Data extracted from a collection
........

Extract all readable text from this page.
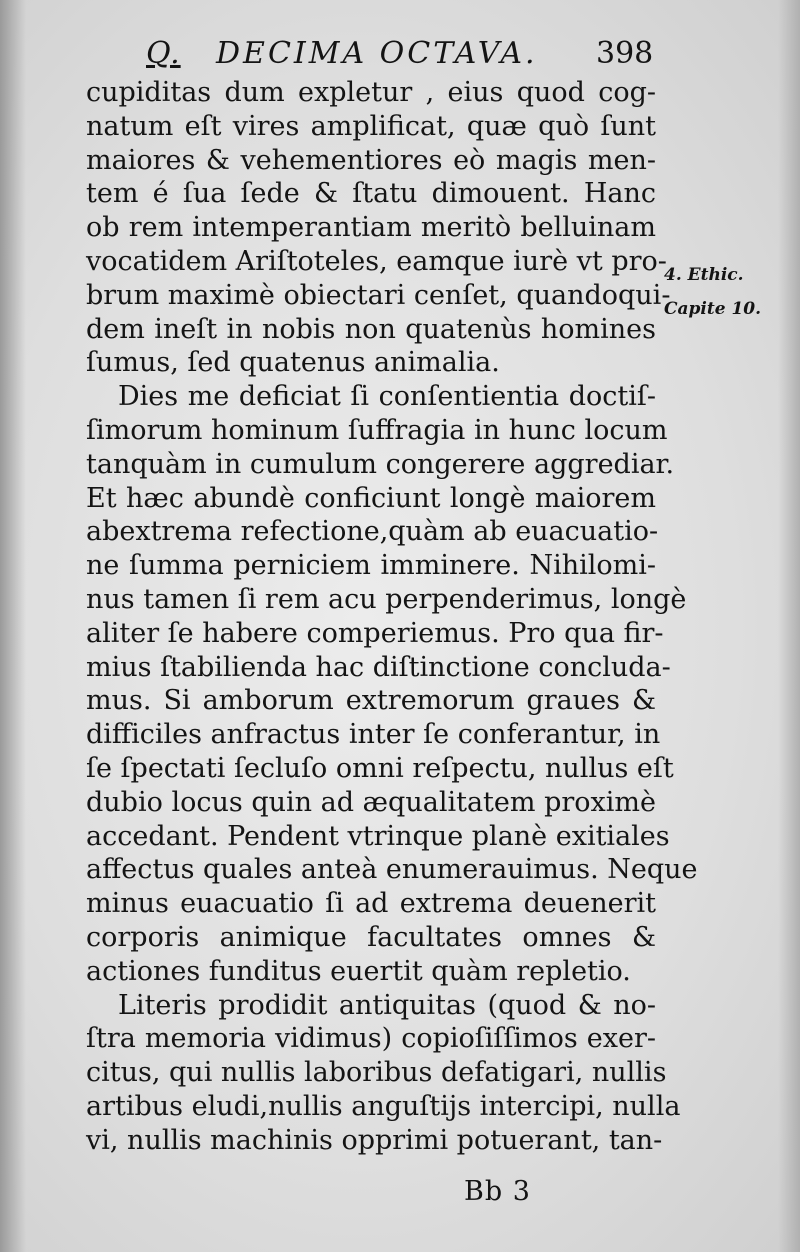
Q. DECIMA OCTAVA. 398
cupiditas dum expletur , eius quod cog-
natum eſt vires amplificat, quæ quò ſunt
maiores & vehementiores eò magis men-
tem é ſua ſede & ſtatu dimouent. Hanc
ob rem intemperantiam meritò belluinam
vocatidem Ariſtoteles, eamque iurè vt pro-
brum maximè obiectari cenſet, quandoqui-
dem ineſt in nobis non quatenùs homines
ſumus, ſed quatenus animalia.
Dies me deficiat ſi conſentientia doctiſ-
ſimorum hominum ſuffragia in hunc locum
tanquàm in cumulum congerere aggrediar.
Et hæc abundè conficiunt longè maiorem
abextrema refectione,quàm ab euacuatio-
ne ſumma perniciem imminere. Nihilomi-
nus tamen ſi rem acu perpenderimus, longè
aliter ſe habere comperiemus. Pro qua fir-
mius ſtabilienda hac diſtinctione concluda-
mus. Si amborum extremorum graues &
difficiles anfractus inter ſe conferantur, in
ſe ſpectati ſecluſo omni reſpectu, nullus eſt
dubio locus quin ad æqualitatem proximè
accedant. Pendent vtrinque planè exitiales
affectus quales anteà enumerauimus. Neque
minus euacuatio ſi ad extrema deuenerit
corporis animique facultates omnes &
actiones funditus euertit quàm repletio.
Literis prodidit antiquitas (quod & no-
ſtra memoria vidimus) copioſiſſimos exer-
citus, qui nullis laboribus defatigari, nullis
artibus eludi,nullis anguſtijs intercipi, nulla
vi, nullis machinis opprimi potuerant, tan-
4. Ethic.
Capite 10.
Bb 3
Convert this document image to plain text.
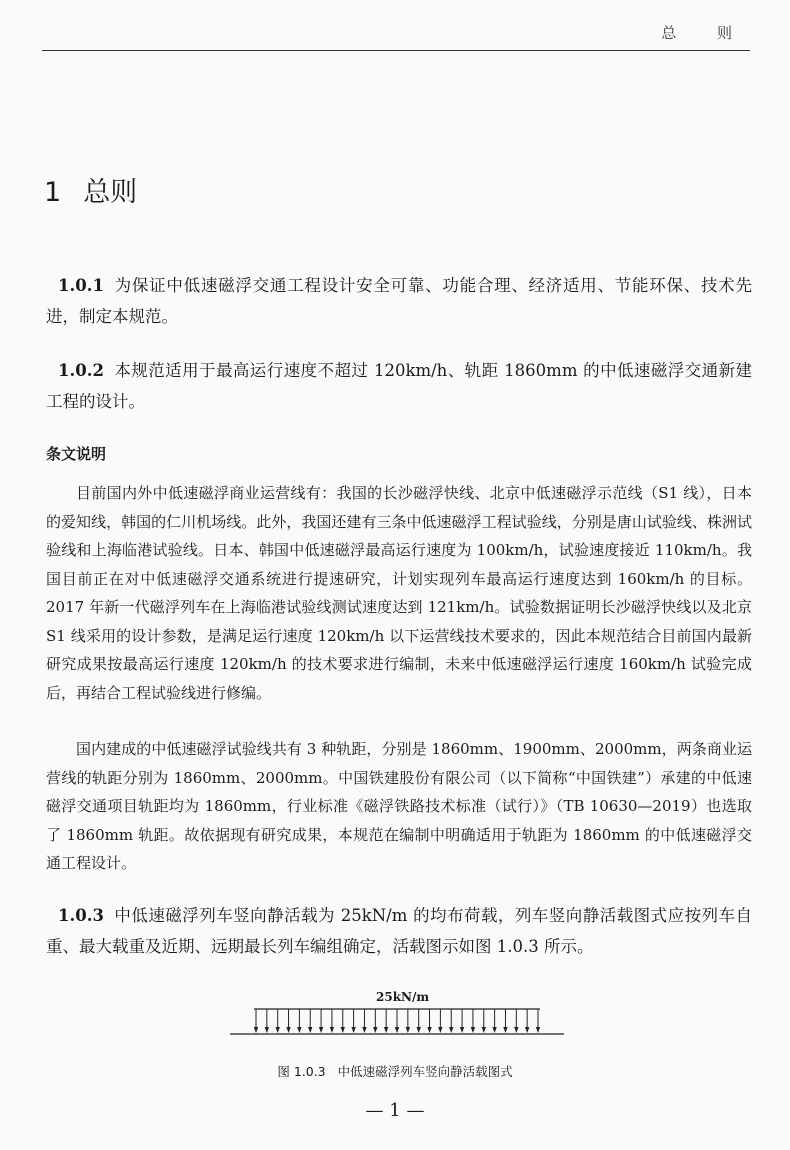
总 则
1 总则
1.0.1 为保证中低速磁浮交通工程设计安全可靠、功能合理、经济适用、节能环保、技术先进，制定本规范。
1.0.2 本规范适用于最高运行速度不超过 120km/h、轨距 1860mm 的中低速磁浮交通新建工程的设计。
条文说明
目前国内外中低速磁浮商业运营线有：我国的长沙磁浮快线、北京中低速磁浮示范线（S1 线），日本的爱知线，韩国的仁川机场线。此外，我国还建有三条中低速磁浮工程试验线，分别是唐山试验线、株洲试验线和上海临港试验线。日本、韩国中低速磁浮最高运行速度为 100km/h，试验速度接近 110km/h。我国目前正在对中低速磁浮交通系统进行提速研究，计划实现列车最高运行速度达到 160km/h 的目标。2017 年新一代磁浮列车在上海临港试验线测试速度达到 121km/h。试验数据证明长沙磁浮快线以及北京 S1 线采用的设计参数，是满足运行速度 120km/h 以下运营线技术要求的，因此本规范结合目前国内最新研究成果按最高运行速度 120km/h 的技术要求进行编制，未来中低速磁浮运行速度 160km/h 试验完成后，再结合工程试验线进行修编。
国内建成的中低速磁浮试验线共有 3 种轨距，分别是 1860mm、1900mm、2000mm，两条商业运营线的轨距分别为 1860mm、2000mm。中国铁建股份有限公司（以下简称“中国铁建”）承建的中低速磁浮交通项目轨距均为 1860mm，行业标准《磁浮铁路技术标准（试行）》（TB 10630—2019）也选取了 1860mm 轨距。故依据现有研究成果，本规范在编制中明确适用于轨距为 1860mm 的中低速磁浮交通工程设计。
1.0.3 中低速磁浮列车竖向静活载为 25kN/m 的均布荷载，列车竖向静活载图式应按列车自重、最大载重及近期、远期最长列车编组确定，活载图示如图 1.0.3 所示。
25kN/m
图 1.0.3 中低速磁浮列车竖向静活载图式
— 1 —
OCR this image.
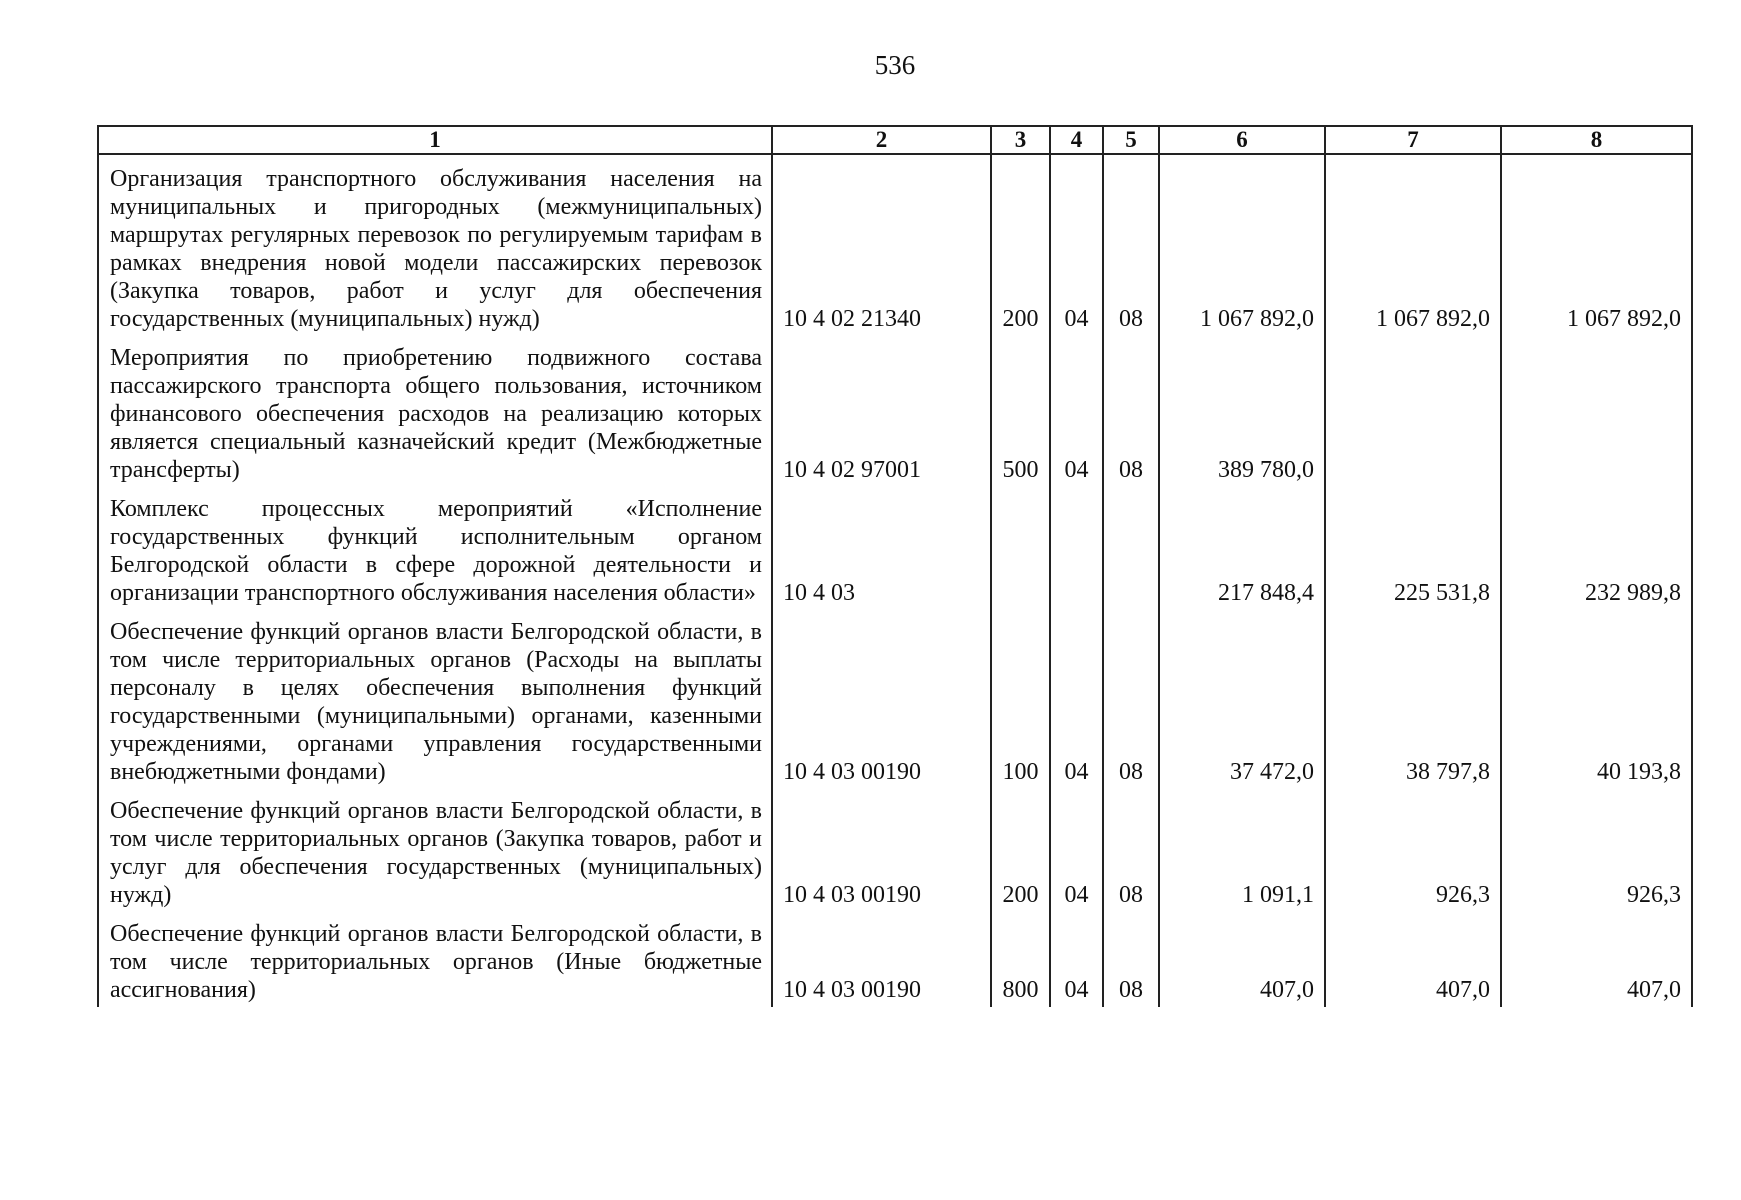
536
1	2	3	4	5	6	7	8
Организация транспортного обслуживания населения на муниципальных и пригородных (межмуниципальных) маршрутах регулярных перевозок по регулируемым тарифам в рамках внедрения новой модели пассажирских перевозок (Закупка товаров, работ и услуг для обеспечения государственных (муниципальных) нужд)	10 4 02 21340	200	04	08	1 067 892,0	1 067 892,0	1 067 892,0
Мероприятия по приобретению подвижного состава пассажирского транспорта общего пользования, источником финансового обеспечения расходов на реализацию которых является специальный казначейский кредит (Межбюджетные трансферты)	10 4 02 97001	500	04	08	389 780,0		
Комплекс процессных мероприятий «Исполнение государственных функций исполнительным органом Белгородской области в сфере дорожной деятельности и организации транспортного обслуживания населения области»	10 4 03				217 848,4	225 531,8	232 989,8
Обеспечение функций органов власти Белгородской области, в том числе территориальных органов (Расходы на выплаты персоналу в целях обеспечения выполнения функций государственными (муниципальными) органами, казенными учреждениями, органами управления государственными внебюджетными фондами)	10 4 03 00190	100	04	08	37 472,0	38 797,8	40 193,8
Обеспечение функций органов власти Белгородской области, в том числе территориальных органов (Закупка товаров, работ и услуг для обеспечения государственных (муниципальных) нужд)	10 4 03 00190	200	04	08	1 091,1	926,3	926,3
Обеспечение функций органов власти Белгородской области, в том числе территориальных органов (Иные бюджетные ассигнования)	10 4 03 00190	800	04	08	407,0	407,0	407,0
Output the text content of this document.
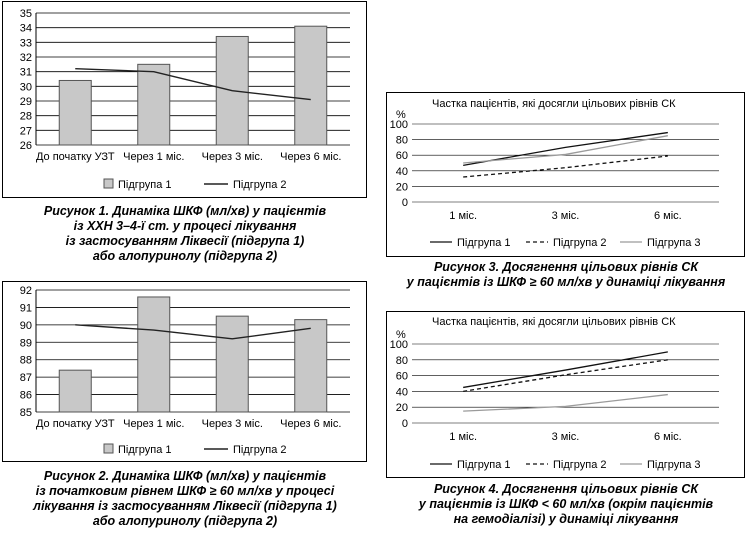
26
27
28
29
30
31
32
33
34
35
До початку УЗТ Через 1 міс. Через 3 міс. Через 6 міс.
Підгрупа 1	Підгрупа 2
Рисунок 1. Динаміка ШКФ (мл/хв) у пацієнтів
із ХХН 3–4-ї ст. у процесі лікування
із застосуванням Ліквесії (підгрупа 1)
або алопуринолу (підгрупа 2)
85
86
87
88
89
90
91
92
До початку УЗТ Через 1 міс. Через 3 міс. Через 6 міс.
Підгрупа 1	Підгрупа 2
Рисунок 2. Динаміка ШКФ (мл/хв) у пацієнтів
із початковим рівнем ШКФ ≥ 60 мл/хв у процесі
лікування із застосуванням Ліквесії (підгрупа 1)
або алопуринолу (підгрупа 2)
Частка пацієнтів, які досягли цільових рівнів СК
%
0
20
40
60
80
100
1 міс.	3 міс.	6 міс.
Підгрупа 1	Підгрупа 2	Підгрупа 3
Рисунок 3. Досягнення цільових рівнів СК
у пацієнтів із ШКФ ≥ 60 мл/хв у динаміці лікування
Частка пацієнтів, які досягли цільових рівнів СК
%
0
20
40
60
80
100
1 міс.	3 міс.	6 міс.
Підгрупа 1	Підгрупа 2	Підгрупа 3
Рисунок 4. Досягнення цільових рівнів СК
у пацієнтів із ШКФ < 60 мл/хв (окрім пацієнтів
на гемодіалізі) у динаміці лікування
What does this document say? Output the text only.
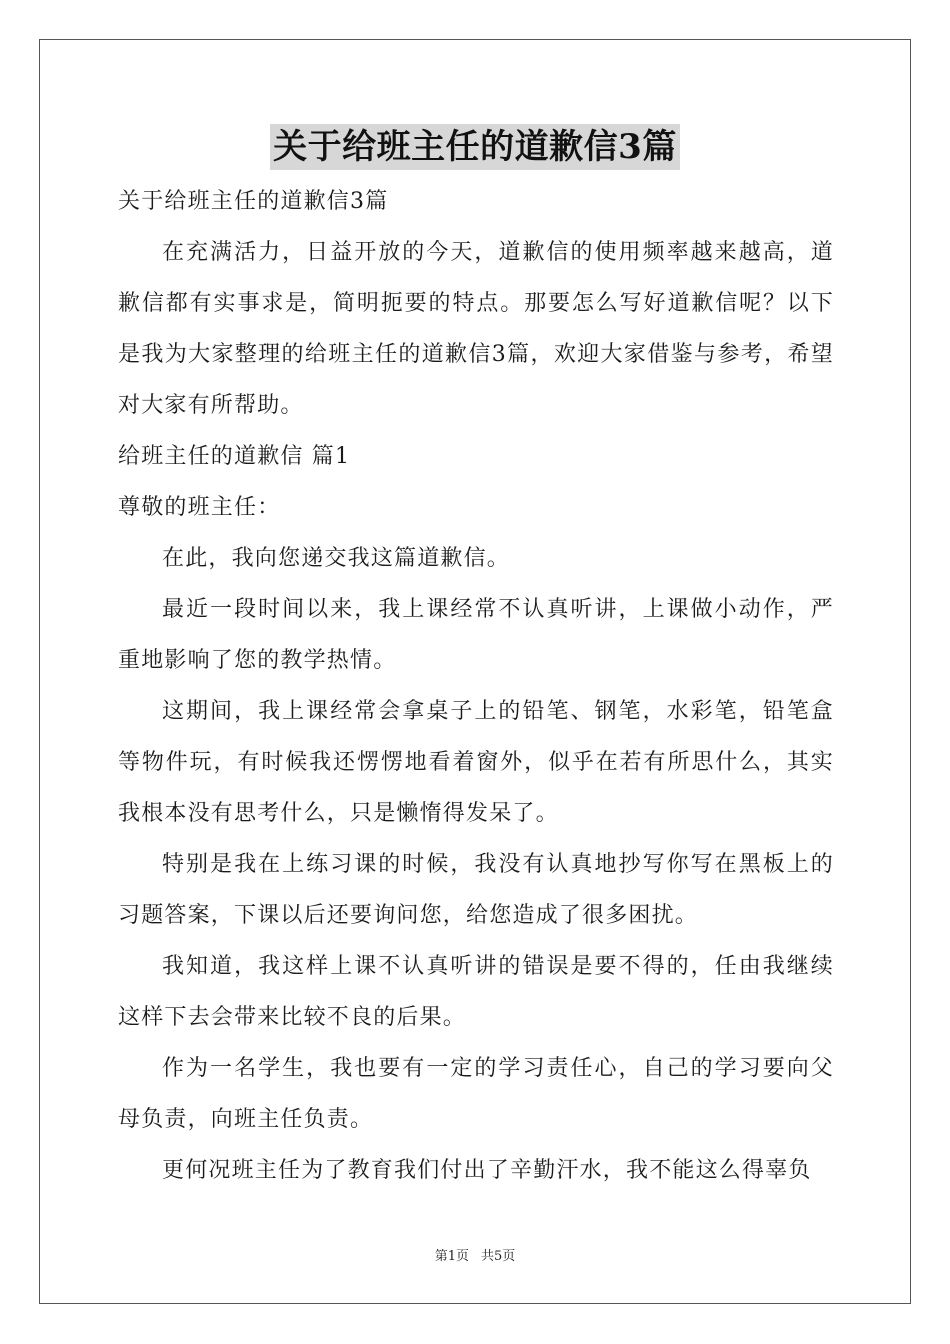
关于给班主任的道歉信3篇

关于给班主任的道歉信3篇

在充满活力，日益开放的今天，道歉信的使用频率越来越高，道歉信都有实事求是，简明扼要的特点。那要怎么写好道歉信呢？以下是我为大家整理的给班主任的道歉信3篇，欢迎大家借鉴与参考，希望对大家有所帮助。

给班主任的道歉信 篇1

尊敬的班主任：

在此，我向您递交我这篇道歉信。

最近一段时间以来，我上课经常不认真听讲，上课做小动作，严重地影响了您的教学热情。

这期间，我上课经常会拿桌子上的铅笔、钢笔，水彩笔，铅笔盒等物件玩，有时候我还愣愣地看着窗外，似乎在若有所思什么，其实我根本没有思考什么，只是懒惰得发呆了。

特别是我在上练习课的时候，我没有认真地抄写你写在黑板上的习题答案，下课以后还要询问您，给您造成了很多困扰。

我知道，我这样上课不认真听讲的错误是要不得的，任由我继续这样下去会带来比较不良的后果。

作为一名学生，我也要有一定的学习责任心，自己的学习要向父母负责，向班主任负责。

更何况班主任为了教育我们付出了辛勤汗水，我不能这么得辜负

第1页 共5页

........

GIVEN EXERCISE:
Tally the lines of the listing that include "государственных". Reply with nothing but the count.

EXERCISE RESULT:
3